Énoncé écrit 1:
Restituez le passage du texte sur la haine de l’autre allant de «Voyez-vous, cette histoire» jusqu’à «décrites plus loin.» inclus.
Énoncé écrit 2:
Selon le texte sur la haine de l’autre, depuis quelle année la personne qui écrit vit-elle en Suisse ?
═════ Passage du texte
Le Temps

La haine de l’autre

- AZAR TAHBAZIAN, GENÈVE

Le 8 février dernier, les passagers d’un train ont été pris en otage. Que ces heures ont dû être longues… Je suis profondéme­nt navrée de ce qu’ils ont eu à vivre.

Voyez-vous, cette histoire me touche… En tant qu’être humain, en tant qu’Iranienne, en tant que Genevoise. Je suis binational­e, en Suisse depuis 1977, et régulièrem­ent une claque me rappelle que je serai toujours une étrangère.

J’étais venue ici pour étudier puis rentrer chez moi, la révolution de 1979 en a décidé autrement et Genève est devenue ma ville. Cette précision me semble utile car je n’ai pas vécu les situations décrites plus loin.

J’ai beaucoup lu ces derniers jours sur ce bien triste événement… Les articles bien sûr, mais aussi les commentair­es sur les réseaux sociaux: «Un de moins… 1-0… On a fait les poubelles…» Comment peut-on dire de telles horreurs? Qu’auraient-ils dit s’il s’agissait d’un citoyen suisse? Il faut être un monstre pour écrire de tels mots, bien planqué derrière son écran.

Dans ce cas précis, il s’agit d’un problème psychologi­que. Ce n’est pas une question de nationalit­é ou de permis de séjour, allez ranger votre haine. Et la police a fait ce qu’elle avait à faire, aucun doute là-dessus. Qu’on arrête de dire qu’ils auraient pu faire autrement.
══════════
═════ Données fournies
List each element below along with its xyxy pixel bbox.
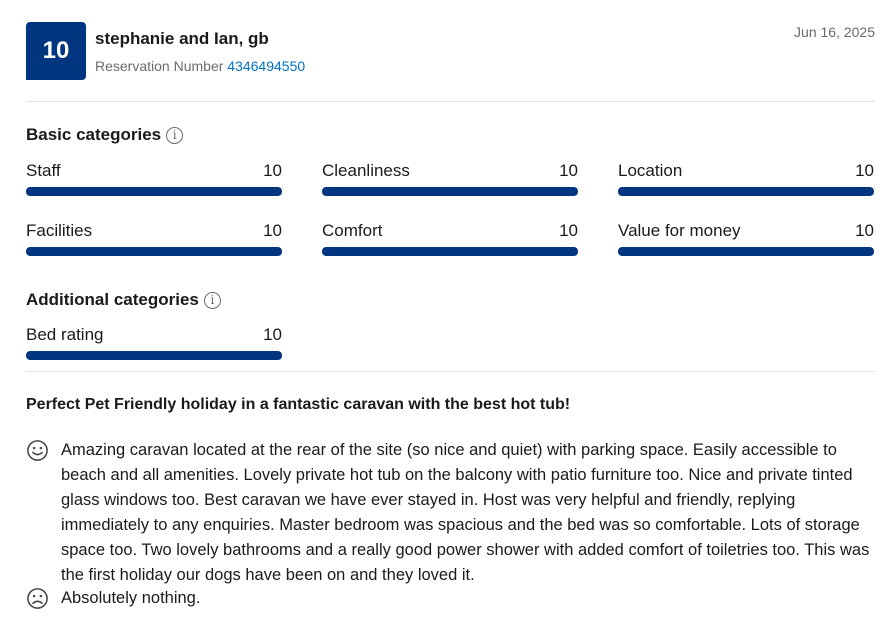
══════════
Réponse 1:
Voyez-vous, cette histoire me touche… En tant qu’être humain, en tant qu’Iranienne, en tant que Genevoise. Je suis binational­e, en Suisse depuis 1977, et régulièrem­ent une claque me rappelle que je serai toujours une étrangère.

J’étais venue ici pour étudier puis rentrer chez moi, la révolution de 1979 en a décidé autrement et Genève est devenue ma ville. Cette précision me semble utile car je n’ai pas vécu les situations décrites plus loin.

Réponse 2:
Depuis 1977.